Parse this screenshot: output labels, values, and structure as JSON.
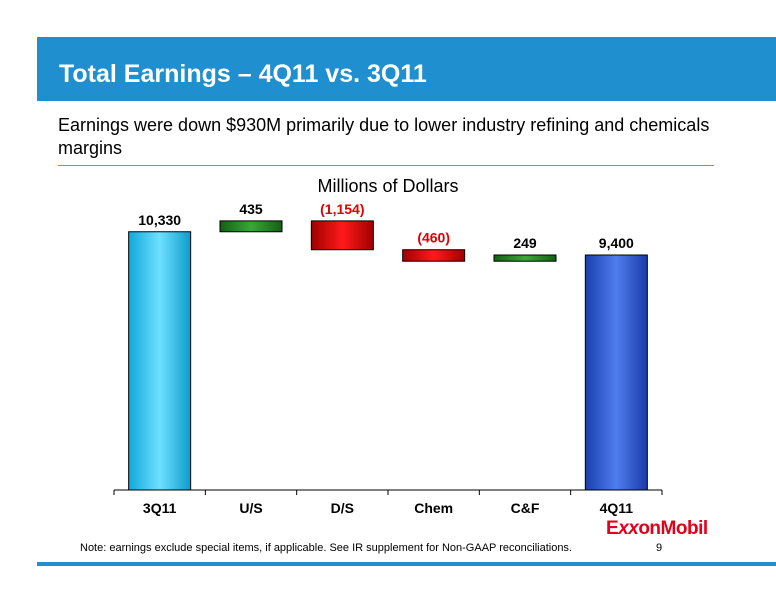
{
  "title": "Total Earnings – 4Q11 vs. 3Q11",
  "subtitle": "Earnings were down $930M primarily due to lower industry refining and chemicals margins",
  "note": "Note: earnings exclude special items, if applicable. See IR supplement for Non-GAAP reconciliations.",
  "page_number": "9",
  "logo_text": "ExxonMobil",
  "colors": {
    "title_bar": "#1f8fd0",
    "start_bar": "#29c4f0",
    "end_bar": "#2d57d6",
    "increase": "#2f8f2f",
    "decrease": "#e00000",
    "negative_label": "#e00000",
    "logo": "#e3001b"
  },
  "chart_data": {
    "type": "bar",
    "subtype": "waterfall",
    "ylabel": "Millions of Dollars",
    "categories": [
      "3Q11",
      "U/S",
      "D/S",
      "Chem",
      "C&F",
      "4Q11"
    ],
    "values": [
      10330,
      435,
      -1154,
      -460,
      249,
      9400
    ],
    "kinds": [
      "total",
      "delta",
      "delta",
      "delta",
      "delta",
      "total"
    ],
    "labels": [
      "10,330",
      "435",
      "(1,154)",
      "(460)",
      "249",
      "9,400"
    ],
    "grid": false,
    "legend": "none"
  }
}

...

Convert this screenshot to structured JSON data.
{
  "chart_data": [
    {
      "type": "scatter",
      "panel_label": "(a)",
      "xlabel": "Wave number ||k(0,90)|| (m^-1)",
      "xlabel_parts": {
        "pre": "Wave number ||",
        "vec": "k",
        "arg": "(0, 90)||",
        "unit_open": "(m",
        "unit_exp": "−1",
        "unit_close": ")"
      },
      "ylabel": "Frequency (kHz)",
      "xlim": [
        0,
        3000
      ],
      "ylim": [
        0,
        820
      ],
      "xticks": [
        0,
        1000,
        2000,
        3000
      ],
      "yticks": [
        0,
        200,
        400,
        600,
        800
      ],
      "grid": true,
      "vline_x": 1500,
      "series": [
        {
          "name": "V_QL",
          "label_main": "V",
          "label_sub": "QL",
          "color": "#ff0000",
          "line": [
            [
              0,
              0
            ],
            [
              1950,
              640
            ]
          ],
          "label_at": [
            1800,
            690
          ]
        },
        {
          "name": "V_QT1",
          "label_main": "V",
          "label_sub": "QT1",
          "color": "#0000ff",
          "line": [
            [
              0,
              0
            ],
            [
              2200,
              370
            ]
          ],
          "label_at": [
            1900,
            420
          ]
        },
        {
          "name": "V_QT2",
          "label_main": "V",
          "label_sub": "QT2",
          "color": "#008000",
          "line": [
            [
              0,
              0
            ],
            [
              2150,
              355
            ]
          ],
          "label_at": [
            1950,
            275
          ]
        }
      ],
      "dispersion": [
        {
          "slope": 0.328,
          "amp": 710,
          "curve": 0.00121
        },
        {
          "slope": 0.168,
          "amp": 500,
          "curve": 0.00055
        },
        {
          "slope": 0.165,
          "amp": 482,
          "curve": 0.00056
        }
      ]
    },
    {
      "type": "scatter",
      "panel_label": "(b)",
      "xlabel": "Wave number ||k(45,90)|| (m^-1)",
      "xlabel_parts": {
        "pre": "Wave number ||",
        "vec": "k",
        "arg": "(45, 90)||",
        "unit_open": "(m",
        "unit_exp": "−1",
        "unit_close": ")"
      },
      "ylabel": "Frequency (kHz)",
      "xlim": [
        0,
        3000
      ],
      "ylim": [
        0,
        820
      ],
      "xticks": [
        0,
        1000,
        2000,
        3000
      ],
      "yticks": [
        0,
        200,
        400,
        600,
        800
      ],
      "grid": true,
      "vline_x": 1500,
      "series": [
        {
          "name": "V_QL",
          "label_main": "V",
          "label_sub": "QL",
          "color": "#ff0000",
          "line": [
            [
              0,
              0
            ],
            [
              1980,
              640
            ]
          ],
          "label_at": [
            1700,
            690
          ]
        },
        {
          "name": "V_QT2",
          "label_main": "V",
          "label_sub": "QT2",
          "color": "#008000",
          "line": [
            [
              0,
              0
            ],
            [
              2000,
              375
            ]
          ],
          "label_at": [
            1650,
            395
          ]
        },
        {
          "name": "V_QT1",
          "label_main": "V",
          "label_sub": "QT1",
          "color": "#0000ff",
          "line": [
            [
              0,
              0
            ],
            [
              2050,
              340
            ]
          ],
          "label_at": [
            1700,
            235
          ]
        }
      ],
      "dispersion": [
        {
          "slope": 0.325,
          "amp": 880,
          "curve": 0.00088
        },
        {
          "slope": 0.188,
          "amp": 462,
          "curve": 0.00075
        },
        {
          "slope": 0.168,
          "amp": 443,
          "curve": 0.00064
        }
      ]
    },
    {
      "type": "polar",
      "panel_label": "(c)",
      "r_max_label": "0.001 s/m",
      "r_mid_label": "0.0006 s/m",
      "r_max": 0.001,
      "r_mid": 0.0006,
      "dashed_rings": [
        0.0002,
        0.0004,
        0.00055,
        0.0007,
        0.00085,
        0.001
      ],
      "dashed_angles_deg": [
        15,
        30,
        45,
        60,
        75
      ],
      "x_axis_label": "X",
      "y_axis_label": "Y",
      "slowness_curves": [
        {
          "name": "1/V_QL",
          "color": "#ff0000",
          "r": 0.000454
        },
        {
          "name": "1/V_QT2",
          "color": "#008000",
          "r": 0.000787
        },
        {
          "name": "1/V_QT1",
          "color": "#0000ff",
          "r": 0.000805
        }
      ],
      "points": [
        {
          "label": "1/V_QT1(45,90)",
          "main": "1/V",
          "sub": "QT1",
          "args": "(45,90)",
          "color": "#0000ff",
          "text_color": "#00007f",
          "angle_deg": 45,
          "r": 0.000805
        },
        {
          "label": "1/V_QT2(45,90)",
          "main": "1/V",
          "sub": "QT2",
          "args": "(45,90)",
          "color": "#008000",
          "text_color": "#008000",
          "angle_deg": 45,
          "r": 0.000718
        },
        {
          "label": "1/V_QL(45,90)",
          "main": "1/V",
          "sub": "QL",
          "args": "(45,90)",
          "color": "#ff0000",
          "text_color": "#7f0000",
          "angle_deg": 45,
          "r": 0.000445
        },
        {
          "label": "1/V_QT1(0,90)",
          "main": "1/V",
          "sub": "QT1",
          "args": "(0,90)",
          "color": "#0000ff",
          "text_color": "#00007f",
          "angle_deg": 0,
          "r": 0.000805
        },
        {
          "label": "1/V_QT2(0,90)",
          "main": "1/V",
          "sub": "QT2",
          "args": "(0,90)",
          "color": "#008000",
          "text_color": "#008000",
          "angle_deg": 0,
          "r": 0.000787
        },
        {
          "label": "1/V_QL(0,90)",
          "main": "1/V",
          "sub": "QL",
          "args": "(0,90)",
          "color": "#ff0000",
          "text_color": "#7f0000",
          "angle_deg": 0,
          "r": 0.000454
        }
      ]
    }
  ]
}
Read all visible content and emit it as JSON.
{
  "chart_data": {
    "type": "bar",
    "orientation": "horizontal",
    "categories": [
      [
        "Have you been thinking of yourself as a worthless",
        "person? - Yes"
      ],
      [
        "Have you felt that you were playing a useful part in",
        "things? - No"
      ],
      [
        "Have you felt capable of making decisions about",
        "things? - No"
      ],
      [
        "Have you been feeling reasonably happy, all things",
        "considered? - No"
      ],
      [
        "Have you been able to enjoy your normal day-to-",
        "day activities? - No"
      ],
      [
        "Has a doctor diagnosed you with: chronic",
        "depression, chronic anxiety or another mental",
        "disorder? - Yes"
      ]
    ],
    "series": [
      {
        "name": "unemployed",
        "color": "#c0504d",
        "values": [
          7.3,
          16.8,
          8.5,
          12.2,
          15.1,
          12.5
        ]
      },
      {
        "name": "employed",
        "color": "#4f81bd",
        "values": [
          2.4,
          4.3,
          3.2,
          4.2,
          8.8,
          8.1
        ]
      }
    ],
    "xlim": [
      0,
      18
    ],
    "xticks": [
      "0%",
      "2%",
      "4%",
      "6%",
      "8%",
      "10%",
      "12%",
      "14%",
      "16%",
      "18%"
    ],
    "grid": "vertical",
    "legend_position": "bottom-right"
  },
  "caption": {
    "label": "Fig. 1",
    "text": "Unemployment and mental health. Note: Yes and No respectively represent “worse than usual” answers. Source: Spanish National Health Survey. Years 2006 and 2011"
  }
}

**Exercise description**
Lines containing the word "Have" are to be tallied; report only the total.

**Reply**
5